→ Written exercise:
Find each line holding the word "JSON" and give the total alone.

→ Dataset:
------
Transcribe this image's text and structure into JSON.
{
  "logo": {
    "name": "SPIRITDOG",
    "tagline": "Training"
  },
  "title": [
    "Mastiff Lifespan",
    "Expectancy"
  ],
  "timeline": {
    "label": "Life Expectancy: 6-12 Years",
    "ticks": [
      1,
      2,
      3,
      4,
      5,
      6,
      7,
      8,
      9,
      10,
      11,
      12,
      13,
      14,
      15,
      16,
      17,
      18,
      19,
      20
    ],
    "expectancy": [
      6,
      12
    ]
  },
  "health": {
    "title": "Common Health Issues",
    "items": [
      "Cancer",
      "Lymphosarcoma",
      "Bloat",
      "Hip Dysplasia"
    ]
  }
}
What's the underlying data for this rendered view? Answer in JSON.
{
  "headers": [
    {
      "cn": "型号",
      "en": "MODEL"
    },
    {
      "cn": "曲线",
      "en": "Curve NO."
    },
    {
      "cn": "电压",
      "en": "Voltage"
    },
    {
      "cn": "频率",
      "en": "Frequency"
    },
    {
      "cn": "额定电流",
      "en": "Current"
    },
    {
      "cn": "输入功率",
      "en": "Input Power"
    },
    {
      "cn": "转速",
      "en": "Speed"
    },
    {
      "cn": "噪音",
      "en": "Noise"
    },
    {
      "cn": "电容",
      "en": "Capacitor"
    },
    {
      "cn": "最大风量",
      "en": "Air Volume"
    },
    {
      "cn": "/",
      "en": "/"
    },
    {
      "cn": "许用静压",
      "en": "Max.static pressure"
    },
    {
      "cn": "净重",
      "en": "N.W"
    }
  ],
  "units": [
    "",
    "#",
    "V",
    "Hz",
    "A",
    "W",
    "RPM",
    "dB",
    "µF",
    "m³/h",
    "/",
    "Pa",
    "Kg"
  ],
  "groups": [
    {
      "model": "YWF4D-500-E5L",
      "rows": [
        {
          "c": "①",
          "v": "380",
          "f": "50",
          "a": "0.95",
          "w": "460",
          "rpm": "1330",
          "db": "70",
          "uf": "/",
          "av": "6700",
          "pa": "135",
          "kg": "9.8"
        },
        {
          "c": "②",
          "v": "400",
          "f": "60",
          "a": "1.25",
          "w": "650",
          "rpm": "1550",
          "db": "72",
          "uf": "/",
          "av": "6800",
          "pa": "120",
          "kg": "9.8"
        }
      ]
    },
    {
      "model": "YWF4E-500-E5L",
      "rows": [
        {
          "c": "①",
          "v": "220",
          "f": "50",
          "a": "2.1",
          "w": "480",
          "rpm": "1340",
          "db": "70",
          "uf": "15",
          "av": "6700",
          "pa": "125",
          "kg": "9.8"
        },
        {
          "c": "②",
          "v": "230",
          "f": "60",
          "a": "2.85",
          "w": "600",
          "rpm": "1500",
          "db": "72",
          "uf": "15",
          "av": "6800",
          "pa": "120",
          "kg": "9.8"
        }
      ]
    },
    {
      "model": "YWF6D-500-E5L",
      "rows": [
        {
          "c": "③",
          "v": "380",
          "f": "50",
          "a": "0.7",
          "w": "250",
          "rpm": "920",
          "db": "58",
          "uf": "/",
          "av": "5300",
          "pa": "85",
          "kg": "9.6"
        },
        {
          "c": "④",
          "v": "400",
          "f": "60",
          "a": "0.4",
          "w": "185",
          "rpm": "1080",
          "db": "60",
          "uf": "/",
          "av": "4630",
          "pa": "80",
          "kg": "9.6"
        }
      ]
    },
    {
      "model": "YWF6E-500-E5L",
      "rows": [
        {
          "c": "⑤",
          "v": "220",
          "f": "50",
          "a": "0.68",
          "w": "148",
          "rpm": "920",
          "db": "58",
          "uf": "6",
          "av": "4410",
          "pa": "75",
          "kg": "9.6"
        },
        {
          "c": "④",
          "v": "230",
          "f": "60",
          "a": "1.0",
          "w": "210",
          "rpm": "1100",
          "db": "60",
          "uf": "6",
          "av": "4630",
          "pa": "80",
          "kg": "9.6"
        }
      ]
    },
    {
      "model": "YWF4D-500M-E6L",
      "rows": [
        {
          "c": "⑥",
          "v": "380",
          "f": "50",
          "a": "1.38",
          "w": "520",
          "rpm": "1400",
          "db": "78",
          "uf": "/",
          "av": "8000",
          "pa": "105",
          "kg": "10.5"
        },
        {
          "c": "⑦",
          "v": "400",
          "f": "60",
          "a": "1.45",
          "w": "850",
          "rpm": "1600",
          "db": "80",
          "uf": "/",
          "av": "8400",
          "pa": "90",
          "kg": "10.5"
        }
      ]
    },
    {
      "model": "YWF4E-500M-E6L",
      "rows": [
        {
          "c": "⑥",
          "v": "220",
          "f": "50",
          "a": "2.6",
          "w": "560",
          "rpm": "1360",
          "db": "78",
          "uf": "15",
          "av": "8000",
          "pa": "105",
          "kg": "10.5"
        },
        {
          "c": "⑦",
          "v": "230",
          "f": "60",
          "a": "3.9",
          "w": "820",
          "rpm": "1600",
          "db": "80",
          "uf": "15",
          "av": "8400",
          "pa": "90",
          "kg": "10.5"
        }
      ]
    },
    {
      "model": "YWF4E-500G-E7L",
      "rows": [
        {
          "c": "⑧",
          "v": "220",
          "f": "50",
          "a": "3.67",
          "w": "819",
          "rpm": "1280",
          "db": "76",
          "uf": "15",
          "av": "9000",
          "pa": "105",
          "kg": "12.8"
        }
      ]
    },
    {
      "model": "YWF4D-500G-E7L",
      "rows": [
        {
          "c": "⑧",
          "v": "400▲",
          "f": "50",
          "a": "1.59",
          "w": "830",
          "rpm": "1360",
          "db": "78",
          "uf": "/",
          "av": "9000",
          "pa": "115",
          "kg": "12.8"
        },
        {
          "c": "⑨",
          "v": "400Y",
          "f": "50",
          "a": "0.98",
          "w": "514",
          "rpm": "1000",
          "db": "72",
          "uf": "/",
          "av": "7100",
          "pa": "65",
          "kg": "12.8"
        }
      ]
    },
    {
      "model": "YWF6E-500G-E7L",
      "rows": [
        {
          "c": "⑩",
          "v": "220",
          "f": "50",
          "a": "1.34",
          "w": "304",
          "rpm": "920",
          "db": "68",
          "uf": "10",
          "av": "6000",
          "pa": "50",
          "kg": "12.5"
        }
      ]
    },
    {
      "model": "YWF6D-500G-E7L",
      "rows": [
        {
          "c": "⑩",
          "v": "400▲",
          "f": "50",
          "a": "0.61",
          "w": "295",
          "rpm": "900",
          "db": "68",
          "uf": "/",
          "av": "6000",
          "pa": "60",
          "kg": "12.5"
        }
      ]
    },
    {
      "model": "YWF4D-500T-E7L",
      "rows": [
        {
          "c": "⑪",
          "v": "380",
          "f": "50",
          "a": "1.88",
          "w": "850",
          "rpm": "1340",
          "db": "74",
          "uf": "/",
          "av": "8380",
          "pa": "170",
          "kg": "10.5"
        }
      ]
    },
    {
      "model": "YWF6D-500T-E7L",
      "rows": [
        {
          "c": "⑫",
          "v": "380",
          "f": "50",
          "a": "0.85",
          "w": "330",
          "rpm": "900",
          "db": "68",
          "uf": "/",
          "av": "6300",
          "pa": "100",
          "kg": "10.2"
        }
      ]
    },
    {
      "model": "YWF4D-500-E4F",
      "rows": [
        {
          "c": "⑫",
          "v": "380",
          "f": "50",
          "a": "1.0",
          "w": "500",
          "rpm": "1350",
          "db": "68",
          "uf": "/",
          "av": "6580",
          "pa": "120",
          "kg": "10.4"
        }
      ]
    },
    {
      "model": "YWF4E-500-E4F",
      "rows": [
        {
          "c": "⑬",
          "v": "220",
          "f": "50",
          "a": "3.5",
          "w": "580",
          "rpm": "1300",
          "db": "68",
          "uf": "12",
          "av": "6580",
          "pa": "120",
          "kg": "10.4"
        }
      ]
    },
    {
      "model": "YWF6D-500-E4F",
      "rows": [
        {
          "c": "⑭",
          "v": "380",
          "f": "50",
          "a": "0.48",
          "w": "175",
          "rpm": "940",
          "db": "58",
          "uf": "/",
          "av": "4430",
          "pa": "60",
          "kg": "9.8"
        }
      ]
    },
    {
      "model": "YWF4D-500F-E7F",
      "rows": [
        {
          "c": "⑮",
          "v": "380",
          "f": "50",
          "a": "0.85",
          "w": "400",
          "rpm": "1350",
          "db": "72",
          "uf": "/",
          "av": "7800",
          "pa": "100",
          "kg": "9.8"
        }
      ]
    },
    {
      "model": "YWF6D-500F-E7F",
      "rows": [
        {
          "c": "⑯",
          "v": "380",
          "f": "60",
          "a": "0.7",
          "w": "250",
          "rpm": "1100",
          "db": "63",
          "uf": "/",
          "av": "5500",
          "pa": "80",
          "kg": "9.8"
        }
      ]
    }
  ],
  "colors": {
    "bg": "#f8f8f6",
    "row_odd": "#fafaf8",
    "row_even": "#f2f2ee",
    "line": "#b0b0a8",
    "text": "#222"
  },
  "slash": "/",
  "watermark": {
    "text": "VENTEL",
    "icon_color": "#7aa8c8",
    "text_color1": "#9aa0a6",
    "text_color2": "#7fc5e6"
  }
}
------
→ Answer:
2